- [Instructions for the task]
Transcribe the material below exactly as it appears.

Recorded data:
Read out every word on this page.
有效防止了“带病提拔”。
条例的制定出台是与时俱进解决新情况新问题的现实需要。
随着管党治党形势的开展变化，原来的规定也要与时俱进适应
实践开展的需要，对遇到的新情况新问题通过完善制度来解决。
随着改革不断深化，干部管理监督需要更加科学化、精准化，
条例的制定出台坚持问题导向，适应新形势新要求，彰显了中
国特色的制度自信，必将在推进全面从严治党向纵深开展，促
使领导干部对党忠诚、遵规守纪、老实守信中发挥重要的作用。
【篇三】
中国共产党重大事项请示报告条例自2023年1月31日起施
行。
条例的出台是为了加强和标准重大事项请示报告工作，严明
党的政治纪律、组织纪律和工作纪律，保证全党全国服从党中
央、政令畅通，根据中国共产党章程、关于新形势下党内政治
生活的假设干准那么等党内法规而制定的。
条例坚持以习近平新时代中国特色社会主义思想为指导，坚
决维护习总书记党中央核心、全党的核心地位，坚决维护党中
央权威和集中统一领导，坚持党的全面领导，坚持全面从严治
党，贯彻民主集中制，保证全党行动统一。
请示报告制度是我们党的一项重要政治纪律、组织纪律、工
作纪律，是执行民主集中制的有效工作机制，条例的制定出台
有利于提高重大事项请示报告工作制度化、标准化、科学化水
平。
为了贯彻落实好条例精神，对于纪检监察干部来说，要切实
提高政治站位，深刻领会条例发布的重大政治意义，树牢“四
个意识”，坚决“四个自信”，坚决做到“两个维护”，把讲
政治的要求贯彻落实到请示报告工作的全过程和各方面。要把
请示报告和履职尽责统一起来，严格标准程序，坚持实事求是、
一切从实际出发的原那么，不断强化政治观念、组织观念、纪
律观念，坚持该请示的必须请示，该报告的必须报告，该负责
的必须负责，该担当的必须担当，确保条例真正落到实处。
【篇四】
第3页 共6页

- [Solution for this exercise]
Read out every word on this page.
有效防止了“带病提拔”。
条例的制定出台是与时俱进解决新情况新问题的现实需要。
随着管党治党形势的开展变化，原来的规定也要与时俱进适应
实践开展的需要，对遇到的新情况新问题通过完善制度来解决。
随着改革不断深化，干部管理监督需要更加科学化、精准化，
条例的制定出台坚持问题导向，适应新形势新要求，彰显了中
国特色的制度自信，必将在推进全面从严治党向纵深开展，促
使领导干部对党忠诚、遵规守纪、老实守信中发挥重要的作用。
【篇三】
中国共产党重大事项请示报告条例自2023年1月31日起施
行。
条例的出台是为了加强和标准重大事项请示报告工作，严明
党的政治纪律、组织纪律和工作纪律，保证全党全国服从党中
央、政令畅通，根据中国共产党章程、关于新形势下党内政治
生活的假设干准那么等党内法规而制定的。
条例坚持以习近平新时代中国特色社会主义思想为指导，坚
决维护习总书记党中央核心、全党的核心地位，坚决维护党中
央权威和集中统一领导，坚持党的全面领导，坚持全面从严治
党，贯彻民主集中制，保证全党行动统一。
请示报告制度是我们党的一项重要政治纪律、组织纪律、工
作纪律，是执行民主集中制的有效工作机制，条例的制定出台
有利于提高重大事项请示报告工作制度化、标准化、科学化水
平。
为了贯彻落实好条例精神，对于纪检监察干部来说，要切实
提高政治站位，深刻领会条例发布的重大政治意义，树牢“四
个意识”，坚决“四个自信”，坚决做到“两个维护”，把讲
政治的要求贯彻落实到请示报告工作的全过程和各方面。要把
请示报告和履职尽责统一起来，严格标准程序，坚持实事求是、
一切从实际出发的原那么，不断强化政治观念、组织观念、纪
律观念，坚持该请示的必须请示，该报告的必须报告，该负责
的必须负责，该担当的必须担当，确保条例真正落到实处。
【篇四】
第3页 共6页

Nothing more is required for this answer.